- **Written task**
Repeat the material below exactly, line for line.

- **Input for this task**
--- begin ---

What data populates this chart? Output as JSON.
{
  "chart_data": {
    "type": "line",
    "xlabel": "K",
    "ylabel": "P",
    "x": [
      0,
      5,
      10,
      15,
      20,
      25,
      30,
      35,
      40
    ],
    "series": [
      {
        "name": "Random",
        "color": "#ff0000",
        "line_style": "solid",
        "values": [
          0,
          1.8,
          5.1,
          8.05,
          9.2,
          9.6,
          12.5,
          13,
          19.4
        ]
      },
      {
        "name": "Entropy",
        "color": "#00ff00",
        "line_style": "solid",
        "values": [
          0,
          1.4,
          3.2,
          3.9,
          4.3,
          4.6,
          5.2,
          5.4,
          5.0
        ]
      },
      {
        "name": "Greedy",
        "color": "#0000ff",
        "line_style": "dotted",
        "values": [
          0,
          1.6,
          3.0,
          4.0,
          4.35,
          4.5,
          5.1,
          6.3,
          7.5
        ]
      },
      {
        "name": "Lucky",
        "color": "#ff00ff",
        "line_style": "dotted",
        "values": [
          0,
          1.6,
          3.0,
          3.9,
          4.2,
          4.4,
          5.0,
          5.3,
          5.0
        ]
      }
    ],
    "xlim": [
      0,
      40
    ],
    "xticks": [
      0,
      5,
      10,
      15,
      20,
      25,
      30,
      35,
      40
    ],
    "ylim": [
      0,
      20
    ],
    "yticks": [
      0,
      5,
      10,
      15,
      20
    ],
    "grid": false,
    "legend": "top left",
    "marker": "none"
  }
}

--- end ---

- **Solution to this exercise**
What data populates this chart? Output as JSON.
{
  "chart_data": {
    "type": "line",
    "xlabel": "K",
    "ylabel": "P",
    "x": [
      0,
      5,
      10,
      15,
      20,
      25,
      30,
      35,
      40
    ],
    "series": [
      {
        "name": "Random",
        "color": "#ff0000",
        "line_style": "solid",
        "values": [
          0,
          1.8,
          5.1,
          8.05,
          9.2,
          9.6,
          12.5,
          13,
          19.4
        ]
      },
      {
        "name": "Entropy",
        "color": "#00ff00",
        "line_style": "solid",
        "values": [
          0,
          1.4,
          3.2,
          3.9,
          4.3,
          4.6,
          5.2,
          5.4,
          5.0
        ]
      },
      {
        "name": "Greedy",
        "color": "#0000ff",
        "line_style": "dotted",
        "values": [
          0,
          1.6,
          3.0,
          4.0,
          4.35,
          4.5,
          5.1,
          6.3,
          7.5
        ]
      },
      {
        "name": "Lucky",
        "color": "#ff00ff",
        "line_style": "dotted",
        "values": [
          0,
          1.6,
          3.0,
          3.9,
          4.2,
          4.4,
          5.0,
          5.3,
          5.0
        ]
      }
    ],
    "xlim": [
      0,
      40
    ],
    "xticks": [
      0,
      5,
      10,
      15,
      20,
      25,
      30,
      35,
      40
    ],
    "ylim": [
      0,
      20
    ],
    "yticks": [
      0,
      5,
      10,
      15,
      20
    ],
    "grid": false,
    "legend": "top left",
    "marker": "none"
  }
}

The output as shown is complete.